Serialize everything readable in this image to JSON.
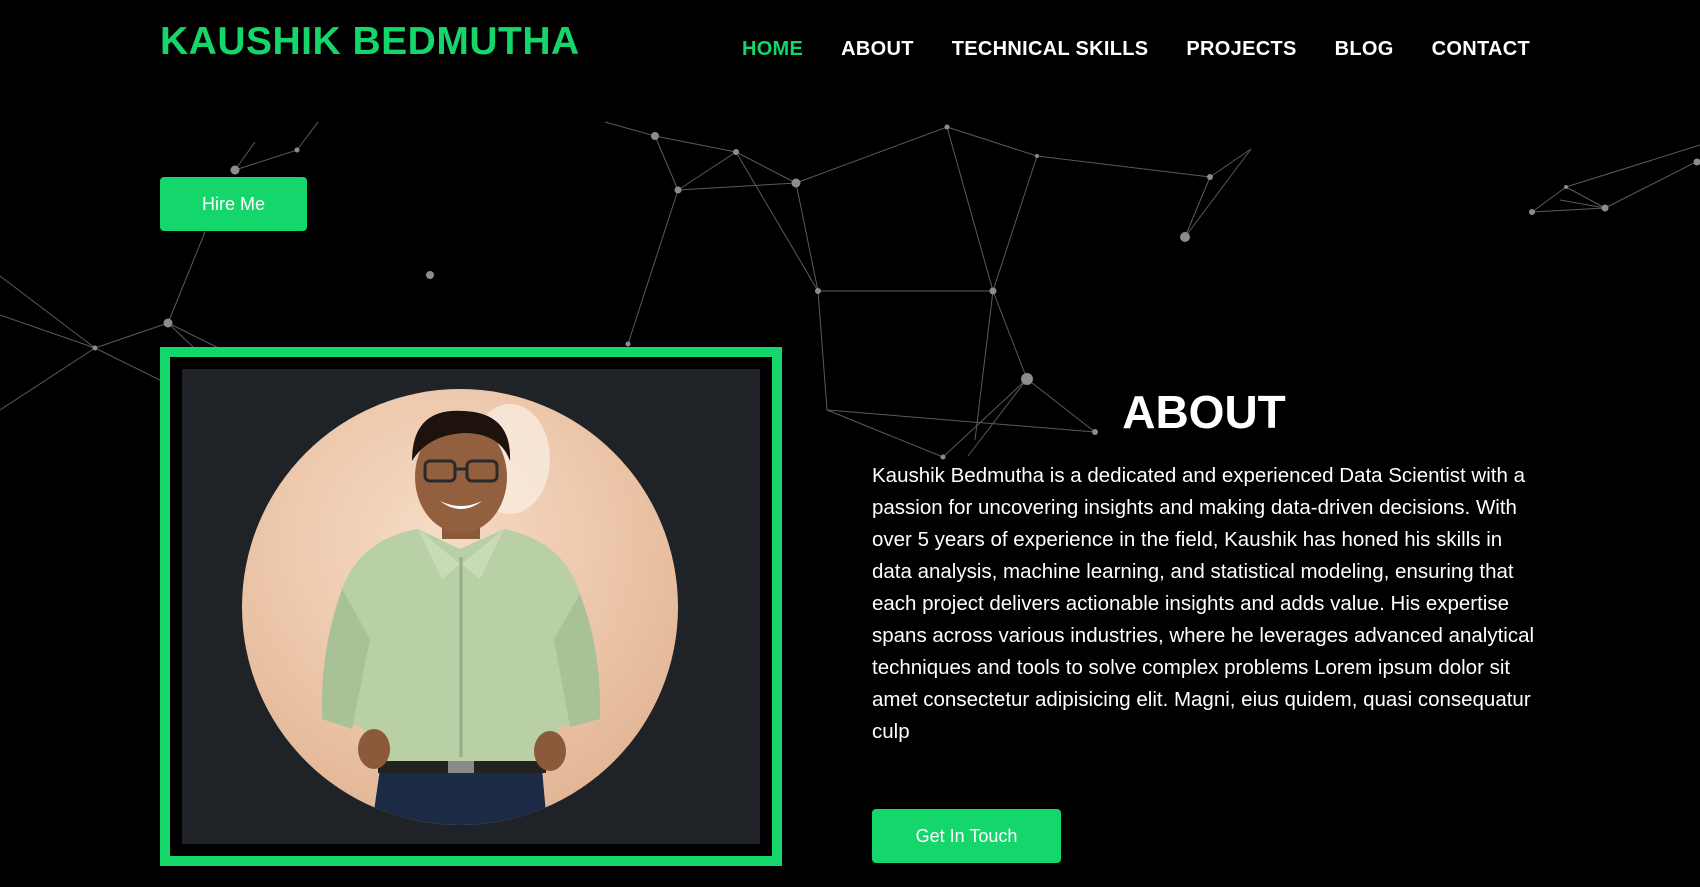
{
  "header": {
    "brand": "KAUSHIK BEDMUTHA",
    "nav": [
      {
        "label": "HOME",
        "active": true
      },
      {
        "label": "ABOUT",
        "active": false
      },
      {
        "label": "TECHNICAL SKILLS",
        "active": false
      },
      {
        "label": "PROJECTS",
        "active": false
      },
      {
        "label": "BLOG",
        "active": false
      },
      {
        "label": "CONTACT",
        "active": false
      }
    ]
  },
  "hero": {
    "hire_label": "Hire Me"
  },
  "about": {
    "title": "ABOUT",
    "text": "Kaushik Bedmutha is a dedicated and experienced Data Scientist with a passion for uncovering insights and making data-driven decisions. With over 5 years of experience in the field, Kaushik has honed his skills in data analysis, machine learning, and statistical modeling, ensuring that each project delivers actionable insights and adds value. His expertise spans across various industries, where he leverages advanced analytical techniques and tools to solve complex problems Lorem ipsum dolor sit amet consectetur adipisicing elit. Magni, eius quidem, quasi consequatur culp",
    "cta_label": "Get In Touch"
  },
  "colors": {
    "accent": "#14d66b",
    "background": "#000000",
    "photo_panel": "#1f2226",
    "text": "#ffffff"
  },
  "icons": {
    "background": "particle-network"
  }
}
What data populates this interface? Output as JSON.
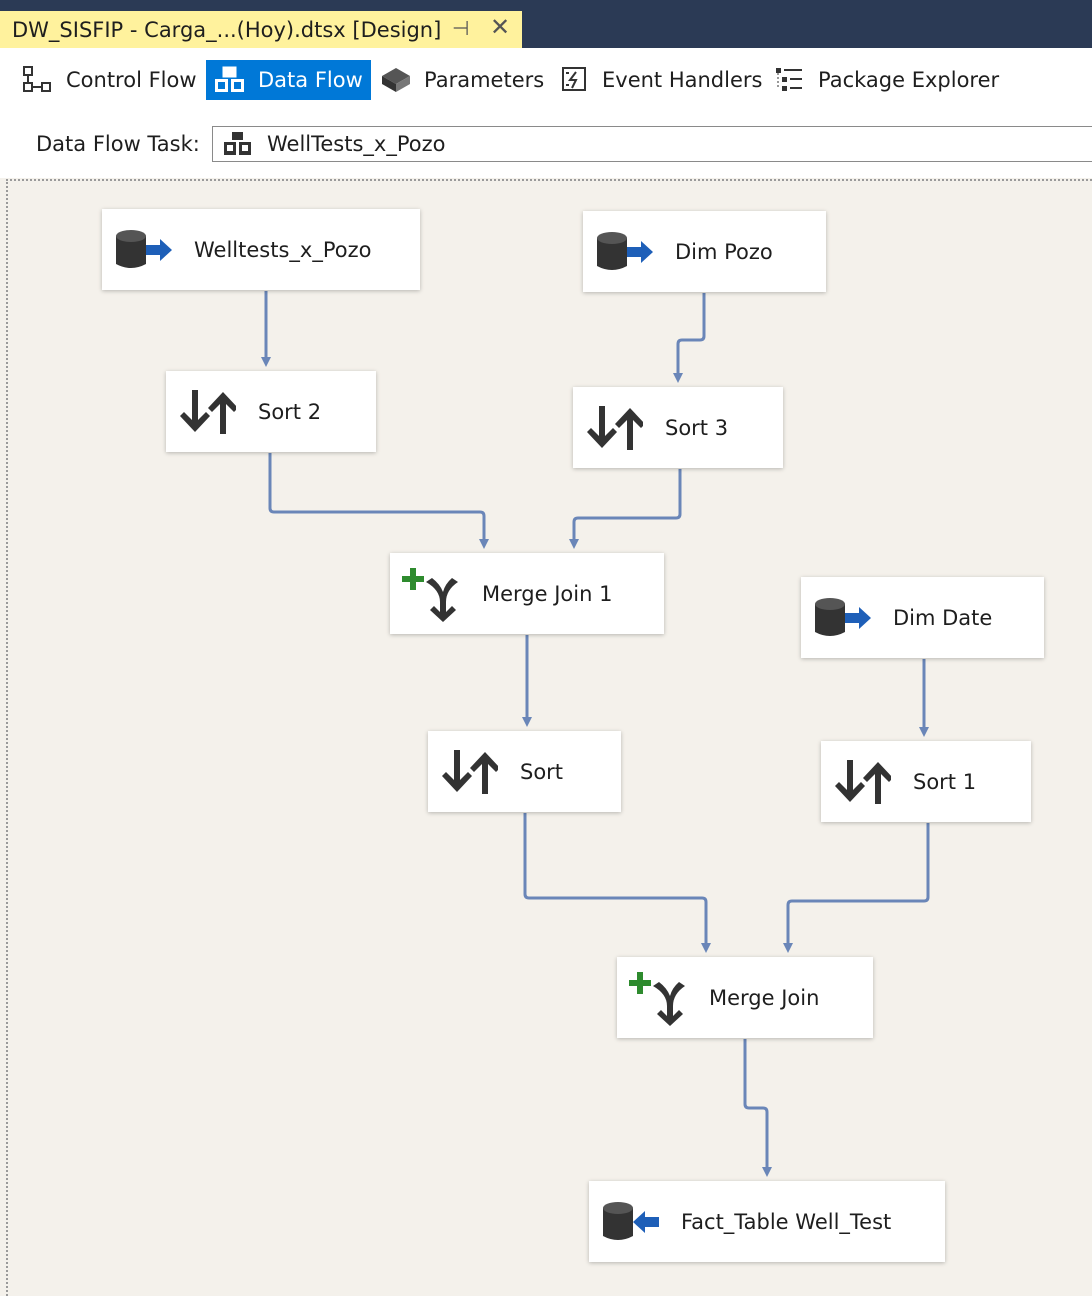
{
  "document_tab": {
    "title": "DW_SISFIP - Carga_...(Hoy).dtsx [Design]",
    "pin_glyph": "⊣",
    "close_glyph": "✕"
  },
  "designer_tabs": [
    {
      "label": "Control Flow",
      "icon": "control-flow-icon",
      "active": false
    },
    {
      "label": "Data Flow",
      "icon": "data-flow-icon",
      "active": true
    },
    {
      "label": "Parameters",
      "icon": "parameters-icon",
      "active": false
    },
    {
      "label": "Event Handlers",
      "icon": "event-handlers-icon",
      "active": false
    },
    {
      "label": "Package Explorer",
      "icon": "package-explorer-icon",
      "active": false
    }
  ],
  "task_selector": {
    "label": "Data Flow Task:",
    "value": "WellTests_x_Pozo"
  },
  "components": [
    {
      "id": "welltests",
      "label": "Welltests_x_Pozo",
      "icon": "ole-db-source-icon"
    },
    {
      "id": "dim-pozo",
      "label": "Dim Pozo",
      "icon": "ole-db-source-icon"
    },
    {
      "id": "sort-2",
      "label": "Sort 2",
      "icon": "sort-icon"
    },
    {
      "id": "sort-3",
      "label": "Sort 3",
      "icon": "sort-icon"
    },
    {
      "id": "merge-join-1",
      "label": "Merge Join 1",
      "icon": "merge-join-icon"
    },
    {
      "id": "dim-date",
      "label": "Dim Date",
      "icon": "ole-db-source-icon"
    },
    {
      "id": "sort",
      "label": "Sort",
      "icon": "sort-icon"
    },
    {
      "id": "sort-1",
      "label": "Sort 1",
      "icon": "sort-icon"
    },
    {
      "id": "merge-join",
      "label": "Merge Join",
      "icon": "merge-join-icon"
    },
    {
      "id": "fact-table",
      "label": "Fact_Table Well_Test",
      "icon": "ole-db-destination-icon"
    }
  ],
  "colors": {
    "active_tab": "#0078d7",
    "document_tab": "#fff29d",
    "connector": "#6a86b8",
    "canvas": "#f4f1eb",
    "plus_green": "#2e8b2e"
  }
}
☆ ☆ ☆ ☆
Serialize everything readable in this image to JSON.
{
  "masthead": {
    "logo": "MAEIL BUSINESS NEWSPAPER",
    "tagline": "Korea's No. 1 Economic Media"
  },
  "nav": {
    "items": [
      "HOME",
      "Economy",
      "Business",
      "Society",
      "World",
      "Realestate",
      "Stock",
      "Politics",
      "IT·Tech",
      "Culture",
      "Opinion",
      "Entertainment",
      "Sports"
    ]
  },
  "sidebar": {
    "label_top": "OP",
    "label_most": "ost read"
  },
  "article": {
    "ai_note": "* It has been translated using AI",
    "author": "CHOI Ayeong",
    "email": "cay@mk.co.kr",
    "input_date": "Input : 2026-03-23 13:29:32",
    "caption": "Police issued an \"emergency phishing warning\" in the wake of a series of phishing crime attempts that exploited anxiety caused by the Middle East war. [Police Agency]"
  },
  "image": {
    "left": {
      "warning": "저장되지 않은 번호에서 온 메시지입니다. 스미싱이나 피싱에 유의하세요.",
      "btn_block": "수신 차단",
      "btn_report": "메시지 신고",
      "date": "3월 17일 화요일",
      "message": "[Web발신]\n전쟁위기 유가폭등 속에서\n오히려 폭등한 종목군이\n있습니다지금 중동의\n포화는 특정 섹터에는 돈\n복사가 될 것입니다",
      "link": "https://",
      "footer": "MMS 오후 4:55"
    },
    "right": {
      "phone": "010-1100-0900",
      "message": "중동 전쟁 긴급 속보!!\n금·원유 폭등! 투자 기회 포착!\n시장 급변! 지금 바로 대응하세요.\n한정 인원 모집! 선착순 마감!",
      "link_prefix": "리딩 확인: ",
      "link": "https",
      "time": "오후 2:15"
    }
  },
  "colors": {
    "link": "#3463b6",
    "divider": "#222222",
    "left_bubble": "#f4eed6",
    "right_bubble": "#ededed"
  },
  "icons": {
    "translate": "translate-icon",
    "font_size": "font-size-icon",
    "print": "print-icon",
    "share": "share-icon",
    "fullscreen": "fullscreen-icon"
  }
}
☆ ☆ ☆ ☆
▸ STATED TASK: Filter out all lines lacking the word "message" and copy the rest.

▸ RESULT BELOW:
      "message": "[Web발신]\n전쟁위기 유가폭등 속에서\n오히려 폭등한 종목군이\n있습니다지금 중동의\n포화는 특정 섹터에는 돈\n복사가 될 것입니다",
      "message": "중동 전쟁 긴급 속보!!\n금·원유 폭등! 투자 기회 포착!\n시장 급변! 지금 바로 대응하세요.\n한정 인원 모집! 선착순 마감!",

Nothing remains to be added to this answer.